WHAT IS EXPECTED.
Repeat every line of the listing below exactly, minus the pictures.

Data tied to figure images:
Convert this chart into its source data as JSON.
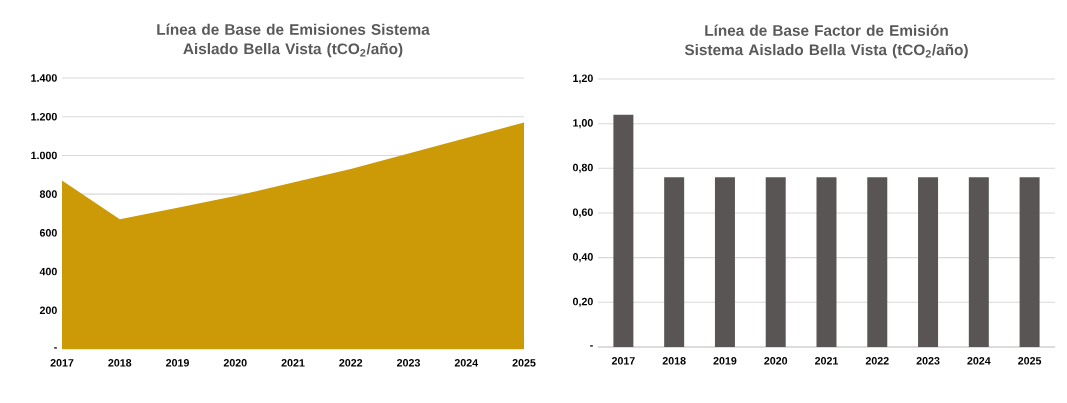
{
  "chart_data": [
    {
      "type": "area",
      "title": "Línea de Base de Emisiones Sistema Aislado Bella Vista (tCO$_{2}$/año)",
      "categories": [
        "2017",
        "2018",
        "2019",
        "2020",
        "2021",
        "2022",
        "2023",
        "2024",
        "2025"
      ],
      "values": [
        870,
        670,
        730,
        790,
        860,
        930,
        1010,
        1090,
        1170
      ],
      "color": "#cc9a06",
      "ylim": [
        0,
        1400
      ],
      "yticks": [
        {
          "value": 0,
          "label": "-"
        },
        200,
        400,
        600,
        800,
        {
          "value": 1000,
          "label": "1.000"
        },
        {
          "value": 1200,
          "label": "1.200"
        },
        {
          "value": 1400,
          "label": "1.400"
        }
      ],
      "grid": "y"
    },
    {
      "type": "bar",
      "title": "Línea de Base Factor de Emisión Sistema Aislado Bella Vista (tCO$_{2}$/año)",
      "categories": [
        "2017",
        "2018",
        "2019",
        "2020",
        "2021",
        "2022",
        "2023",
        "2024",
        "2025"
      ],
      "values": [
        1.04,
        0.76,
        0.76,
        0.76,
        0.76,
        0.76,
        0.76,
        0.76,
        0.76
      ],
      "color": "#5a5555",
      "ylim": [
        0,
        1.2
      ],
      "yticks": [
        {
          "value": 0,
          "label": "-"
        },
        {
          "value": 0.2,
          "label": "0,20"
        },
        {
          "value": 0.4,
          "label": "0,40"
        },
        {
          "value": 0.6,
          "label": "0,60"
        },
        {
          "value": 0.8,
          "label": "0,80"
        },
        {
          "value": 1.0,
          "label": "1,00"
        },
        {
          "value": 1.2,
          "label": "1,20"
        }
      ],
      "grid": "y"
    }
  ]
}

THE ANSWER.
Convert this chart into its source data as JSON.
{
  "chart_data": [
    {
      "type": "area",
      "title": "Línea de Base de Emisiones Sistema Aislado Bella Vista (tCO$_{2}$/año)",
      "categories": [
        "2017",
        "2018",
        "2019",
        "2020",
        "2021",
        "2022",
        "2023",
        "2024",
        "2025"
      ],
      "values": [
        870,
        670,
        730,
        790,
        860,
        930,
        1010,
        1090,
        1170
      ],
      "color": "#cc9a06",
      "ylim": [
        0,
        1400
      ],
      "yticks": [
        {
          "value": 0,
          "label": "-"
        },
        200,
        400,
        600,
        800,
        {
          "value": 1000,
          "label": "1.000"
        },
        {
          "value": 1200,
          "label": "1.200"
        },
        {
          "value": 1400,
          "label": "1.400"
        }
      ],
      "grid": "y"
    },
    {
      "type": "bar",
      "title": "Línea de Base Factor de Emisión Sistema Aislado Bella Vista (tCO$_{2}$/año)",
      "categories": [
        "2017",
        "2018",
        "2019",
        "2020",
        "2021",
        "2022",
        "2023",
        "2024",
        "2025"
      ],
      "values": [
        1.04,
        0.76,
        0.76,
        0.76,
        0.76,
        0.76,
        0.76,
        0.76,
        0.76
      ],
      "color": "#5a5555",
      "ylim": [
        0,
        1.2
      ],
      "yticks": [
        {
          "value": 0,
          "label": "-"
        },
        {
          "value": 0.2,
          "label": "0,20"
        },
        {
          "value": 0.4,
          "label": "0,40"
        },
        {
          "value": 0.6,
          "label": "0,60"
        },
        {
          "value": 0.8,
          "label": "0,80"
        },
        {
          "value": 1.0,
          "label": "1,00"
        },
        {
          "value": 1.2,
          "label": "1,20"
        }
      ],
      "grid": "y"
    }
  ]
}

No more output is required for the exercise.